* _PROBLEM TO WORK ON_:
Copy every line of the listing exactly.

* _EXCERPTED DATA_:

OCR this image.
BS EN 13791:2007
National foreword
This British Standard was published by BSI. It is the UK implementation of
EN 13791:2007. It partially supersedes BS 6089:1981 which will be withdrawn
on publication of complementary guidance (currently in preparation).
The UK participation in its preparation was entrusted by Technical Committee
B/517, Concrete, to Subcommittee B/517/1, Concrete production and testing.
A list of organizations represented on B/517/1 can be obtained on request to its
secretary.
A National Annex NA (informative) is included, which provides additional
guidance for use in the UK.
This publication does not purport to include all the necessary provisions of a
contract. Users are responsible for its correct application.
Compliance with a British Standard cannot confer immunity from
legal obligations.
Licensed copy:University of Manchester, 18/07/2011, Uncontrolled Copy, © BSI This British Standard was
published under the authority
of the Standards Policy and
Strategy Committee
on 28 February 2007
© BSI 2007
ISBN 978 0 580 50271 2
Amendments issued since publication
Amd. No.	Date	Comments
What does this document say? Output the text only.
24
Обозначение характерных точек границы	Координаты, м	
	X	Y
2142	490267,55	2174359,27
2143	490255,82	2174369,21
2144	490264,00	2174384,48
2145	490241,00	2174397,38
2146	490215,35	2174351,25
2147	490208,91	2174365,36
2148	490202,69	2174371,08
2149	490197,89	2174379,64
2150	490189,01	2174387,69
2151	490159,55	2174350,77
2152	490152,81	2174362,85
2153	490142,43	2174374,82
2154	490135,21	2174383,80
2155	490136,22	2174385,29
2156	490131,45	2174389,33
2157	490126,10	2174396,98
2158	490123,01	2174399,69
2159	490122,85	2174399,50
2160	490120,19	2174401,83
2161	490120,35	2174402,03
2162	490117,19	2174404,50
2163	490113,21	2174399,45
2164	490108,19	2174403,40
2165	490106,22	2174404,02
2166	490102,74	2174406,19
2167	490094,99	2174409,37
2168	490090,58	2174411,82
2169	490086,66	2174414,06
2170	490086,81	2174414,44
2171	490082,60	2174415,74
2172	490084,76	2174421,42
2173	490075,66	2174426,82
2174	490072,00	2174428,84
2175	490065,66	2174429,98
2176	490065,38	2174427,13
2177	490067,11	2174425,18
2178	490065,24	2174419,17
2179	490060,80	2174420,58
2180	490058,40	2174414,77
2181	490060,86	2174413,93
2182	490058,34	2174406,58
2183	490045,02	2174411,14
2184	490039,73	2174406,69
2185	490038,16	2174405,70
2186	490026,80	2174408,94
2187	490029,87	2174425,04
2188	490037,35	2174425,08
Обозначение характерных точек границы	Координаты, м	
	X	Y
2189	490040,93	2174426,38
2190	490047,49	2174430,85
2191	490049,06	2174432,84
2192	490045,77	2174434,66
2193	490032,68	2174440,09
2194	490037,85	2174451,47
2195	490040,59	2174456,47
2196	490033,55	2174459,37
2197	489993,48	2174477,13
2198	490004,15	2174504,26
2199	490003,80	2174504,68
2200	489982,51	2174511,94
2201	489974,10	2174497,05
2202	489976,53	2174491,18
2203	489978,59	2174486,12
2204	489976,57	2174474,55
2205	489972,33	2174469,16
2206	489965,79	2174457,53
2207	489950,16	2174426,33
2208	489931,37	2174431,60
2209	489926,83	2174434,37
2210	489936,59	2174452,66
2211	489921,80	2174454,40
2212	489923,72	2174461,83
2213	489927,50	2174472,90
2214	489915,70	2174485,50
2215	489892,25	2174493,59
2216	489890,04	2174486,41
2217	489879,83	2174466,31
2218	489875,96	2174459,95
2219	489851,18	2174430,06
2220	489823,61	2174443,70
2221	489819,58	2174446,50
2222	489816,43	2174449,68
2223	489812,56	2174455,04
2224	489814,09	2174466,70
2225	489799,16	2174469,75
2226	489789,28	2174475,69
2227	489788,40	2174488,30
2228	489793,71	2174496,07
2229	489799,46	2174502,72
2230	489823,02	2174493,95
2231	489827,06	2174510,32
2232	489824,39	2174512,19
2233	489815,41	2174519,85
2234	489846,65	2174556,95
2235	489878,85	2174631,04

* _FULL SOLUTION_:
OCR this image.
BS EN 13791:2007
National foreword
This British Standard was published by BSI. It is the UK implementation of
EN 13791:2007. It partially supersedes BS 6089:1981 which will be withdrawn
on publication of complementary guidance (currently in preparation).
The UK participation in its preparation was entrusted by Technical Committee
B/517, Concrete, to Subcommittee B/517/1, Concrete production and testing.
A list of organizations represented on B/517/1 can be obtained on request to its
secretary.
A National Annex NA (informative) is included, which provides additional
guidance for use in the UK.
This publication does not purport to include all the necessary provisions of a
contract. Users are responsible for its correct application.
Compliance with a British Standard cannot confer immunity from
legal obligations.
Licensed copy:University of Manchester, 18/07/2011, Uncontrolled Copy, © BSI This British Standard was
published under the authority
of the Standards Policy and
Strategy Committee
on 28 February 2007
© BSI 2007
ISBN 978 0 580 50271 2
Amendments issued since publication
Amd. No.	Date	Comments
What does this document say? Output the text only.
24
Обозначение характерных точек границы	Координаты, м	
	X	Y
2142	490267,55	2174359,27
2143	490255,82	2174369,21
2144	490264,00	2174384,48
2145	490241,00	2174397,38
2146	490215,35	2174351,25
2147	490208,91	2174365,36
2148	490202,69	2174371,08
2149	490197,89	2174379,64
2150	490189,01	2174387,69
2151	490159,55	2174350,77
2152	490152,81	2174362,85
2153	490142,43	2174374,82
2154	490135,21	2174383,80
2155	490136,22	2174385,29
2156	490131,45	2174389,33
2157	490126,10	2174396,98
2158	490123,01	2174399,69
2159	490122,85	2174399,50
2160	490120,19	2174401,83
2161	490120,35	2174402,03
2162	490117,19	2174404,50
2163	490113,21	2174399,45
2164	490108,19	2174403,40
2165	490106,22	2174404,02
2166	490102,74	2174406,19
2167	490094,99	2174409,37
2168	490090,58	2174411,82
2169	490086,66	2174414,06
2170	490086,81	2174414,44
2171	490082,60	2174415,74
2172	490084,76	2174421,42
2173	490075,66	2174426,82
2174	490072,00	2174428,84
2175	490065,66	2174429,98
2176	490065,38	2174427,13
2177	490067,11	2174425,18
2178	490065,24	2174419,17
2179	490060,80	2174420,58
2180	490058,40	2174414,77
2181	490060,86	2174413,93
2182	490058,34	2174406,58
2183	490045,02	2174411,14
2184	490039,73	2174406,69
2185	490038,16	2174405,70
2186	490026,80	2174408,94
2187	490029,87	2174425,04
2188	490037,35	2174425,08
Обозначение характерных точек границы	Координаты, м	
	X	Y
2189	490040,93	2174426,38
2190	490047,49	2174430,85
2191	490049,06	2174432,84
2192	490045,77	2174434,66
2193	490032,68	2174440,09
2194	490037,85	2174451,47
2195	490040,59	2174456,47
2196	490033,55	2174459,37
2197	489993,48	2174477,13
2198	490004,15	2174504,26
2199	490003,80	2174504,68
2200	489982,51	2174511,94
2201	489974,10	2174497,05
2202	489976,53	2174491,18
2203	489978,59	2174486,12
2204	489976,57	2174474,55
2205	489972,33	2174469,16
2206	489965,79	2174457,53
2207	489950,16	2174426,33
2208	489931,37	2174431,60
2209	489926,83	2174434,37
2210	489936,59	2174452,66
2211	489921,80	2174454,40
2212	489923,72	2174461,83
2213	489927,50	2174472,90
2214	489915,70	2174485,50
2215	489892,25	2174493,59
2216	489890,04	2174486,41
2217	489879,83	2174466,31
2218	489875,96	2174459,95
2219	489851,18	2174430,06
2220	489823,61	2174443,70
2221	489819,58	2174446,50
2222	489816,43	2174449,68
2223	489812,56	2174455,04
2224	489814,09	2174466,70
2225	489799,16	2174469,75
2226	489789,28	2174475,69
2227	489788,40	2174488,30
2228	489793,71	2174496,07
2229	489799,46	2174502,72
2230	489823,02	2174493,95
2231	489827,06	2174510,32
2232	489824,39	2174512,19
2233	489815,41	2174519,85
2234	489846,65	2174556,95
2235	489878,85	2174631,04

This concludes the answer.